DO THIS >> Go through the records and show each line where the word "HAZWOPER" occurs.

(Stored dataset items)
=-=-=

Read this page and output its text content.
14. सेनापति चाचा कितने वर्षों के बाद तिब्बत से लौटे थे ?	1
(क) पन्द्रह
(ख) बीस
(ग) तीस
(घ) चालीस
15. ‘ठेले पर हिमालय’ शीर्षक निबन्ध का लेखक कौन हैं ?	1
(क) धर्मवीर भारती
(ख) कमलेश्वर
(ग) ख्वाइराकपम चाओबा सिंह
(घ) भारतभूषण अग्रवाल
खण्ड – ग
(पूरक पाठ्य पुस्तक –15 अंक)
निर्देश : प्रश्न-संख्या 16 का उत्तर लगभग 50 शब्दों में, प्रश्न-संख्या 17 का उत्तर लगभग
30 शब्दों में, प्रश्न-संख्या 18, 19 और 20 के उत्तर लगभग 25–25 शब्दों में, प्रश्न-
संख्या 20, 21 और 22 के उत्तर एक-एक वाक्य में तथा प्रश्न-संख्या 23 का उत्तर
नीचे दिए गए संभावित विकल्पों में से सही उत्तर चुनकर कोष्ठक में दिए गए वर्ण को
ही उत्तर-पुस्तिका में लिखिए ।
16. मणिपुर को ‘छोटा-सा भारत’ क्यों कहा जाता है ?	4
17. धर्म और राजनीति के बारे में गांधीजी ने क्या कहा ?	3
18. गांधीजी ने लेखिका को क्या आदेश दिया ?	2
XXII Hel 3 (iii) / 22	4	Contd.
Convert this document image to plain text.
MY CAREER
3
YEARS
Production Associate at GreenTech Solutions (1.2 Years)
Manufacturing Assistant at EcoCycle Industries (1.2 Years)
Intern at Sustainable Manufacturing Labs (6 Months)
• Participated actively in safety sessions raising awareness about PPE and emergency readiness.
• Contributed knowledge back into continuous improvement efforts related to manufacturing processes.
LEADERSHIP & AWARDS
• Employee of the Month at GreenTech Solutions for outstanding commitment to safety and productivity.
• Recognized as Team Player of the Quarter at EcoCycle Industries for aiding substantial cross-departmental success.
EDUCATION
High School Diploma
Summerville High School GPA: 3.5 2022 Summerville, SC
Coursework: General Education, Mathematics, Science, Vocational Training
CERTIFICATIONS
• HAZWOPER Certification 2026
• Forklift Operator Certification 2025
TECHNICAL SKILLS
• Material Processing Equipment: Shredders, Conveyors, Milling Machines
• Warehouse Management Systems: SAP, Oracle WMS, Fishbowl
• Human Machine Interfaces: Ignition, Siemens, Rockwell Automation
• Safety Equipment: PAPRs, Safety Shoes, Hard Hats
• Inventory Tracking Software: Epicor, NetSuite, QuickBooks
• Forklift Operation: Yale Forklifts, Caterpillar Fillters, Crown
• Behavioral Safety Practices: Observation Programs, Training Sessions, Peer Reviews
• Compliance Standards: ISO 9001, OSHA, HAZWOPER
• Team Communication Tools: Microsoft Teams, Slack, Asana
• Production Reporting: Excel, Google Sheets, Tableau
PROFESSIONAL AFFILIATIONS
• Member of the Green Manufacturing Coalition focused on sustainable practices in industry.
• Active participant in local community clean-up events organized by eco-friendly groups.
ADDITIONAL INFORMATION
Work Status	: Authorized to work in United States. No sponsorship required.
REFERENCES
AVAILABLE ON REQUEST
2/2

=-=-=

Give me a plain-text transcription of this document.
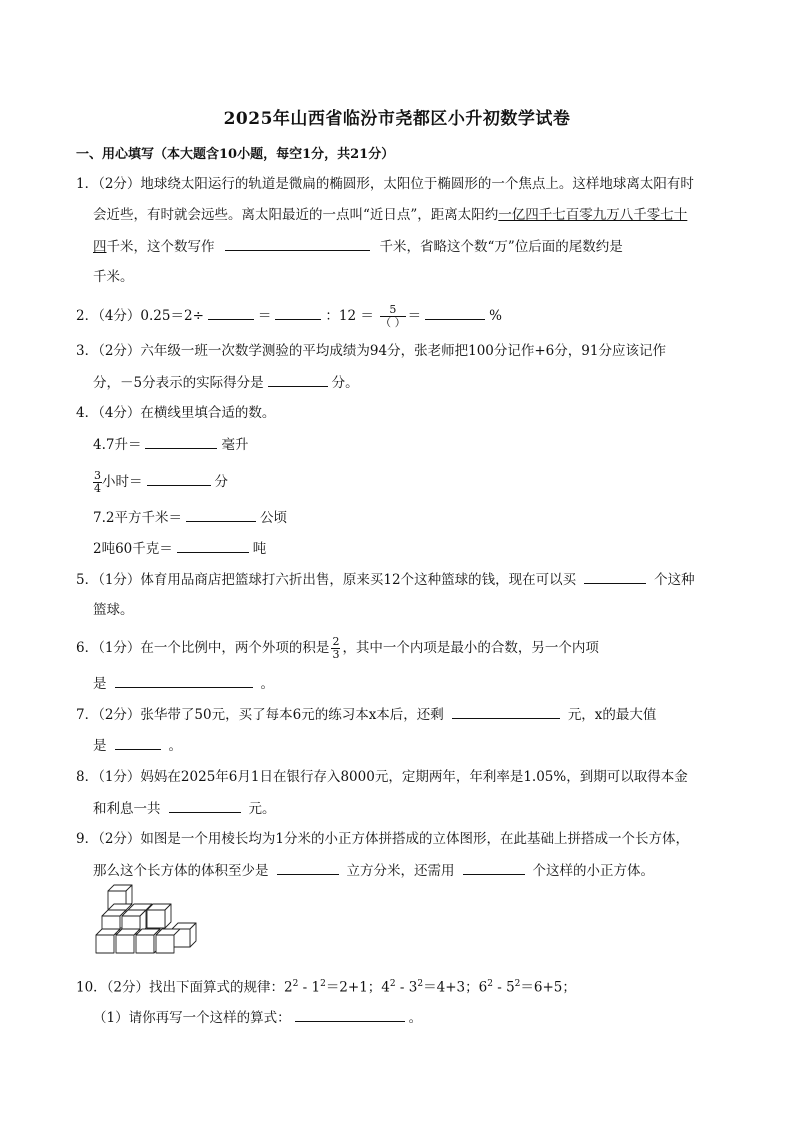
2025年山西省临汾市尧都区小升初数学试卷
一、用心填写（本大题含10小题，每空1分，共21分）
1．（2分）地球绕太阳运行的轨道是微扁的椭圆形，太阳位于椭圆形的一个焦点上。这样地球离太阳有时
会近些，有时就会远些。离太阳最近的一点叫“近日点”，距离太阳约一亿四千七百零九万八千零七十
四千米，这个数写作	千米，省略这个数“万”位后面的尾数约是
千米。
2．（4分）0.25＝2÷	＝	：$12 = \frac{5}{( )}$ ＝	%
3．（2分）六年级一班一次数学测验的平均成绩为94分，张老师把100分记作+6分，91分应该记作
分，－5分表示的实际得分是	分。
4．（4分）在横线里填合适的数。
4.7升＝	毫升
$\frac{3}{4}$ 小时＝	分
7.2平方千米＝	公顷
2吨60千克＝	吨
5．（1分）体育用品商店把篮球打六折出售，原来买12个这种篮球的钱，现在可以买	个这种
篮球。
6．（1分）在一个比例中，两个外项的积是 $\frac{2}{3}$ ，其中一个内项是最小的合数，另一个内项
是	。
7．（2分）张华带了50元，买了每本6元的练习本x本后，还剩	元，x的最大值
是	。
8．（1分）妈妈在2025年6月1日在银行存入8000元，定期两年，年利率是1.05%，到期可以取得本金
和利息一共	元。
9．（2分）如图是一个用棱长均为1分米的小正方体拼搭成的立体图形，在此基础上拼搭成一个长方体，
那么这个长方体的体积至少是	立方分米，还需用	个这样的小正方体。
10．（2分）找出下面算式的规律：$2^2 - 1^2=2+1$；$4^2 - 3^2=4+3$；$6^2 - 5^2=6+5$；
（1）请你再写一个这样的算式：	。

=-=-=

COMPLETED EXERCISE >>
• HAZWOPER Certification 2026
• Compliance Standards: ISO 9001, OSHA, HAZWOPER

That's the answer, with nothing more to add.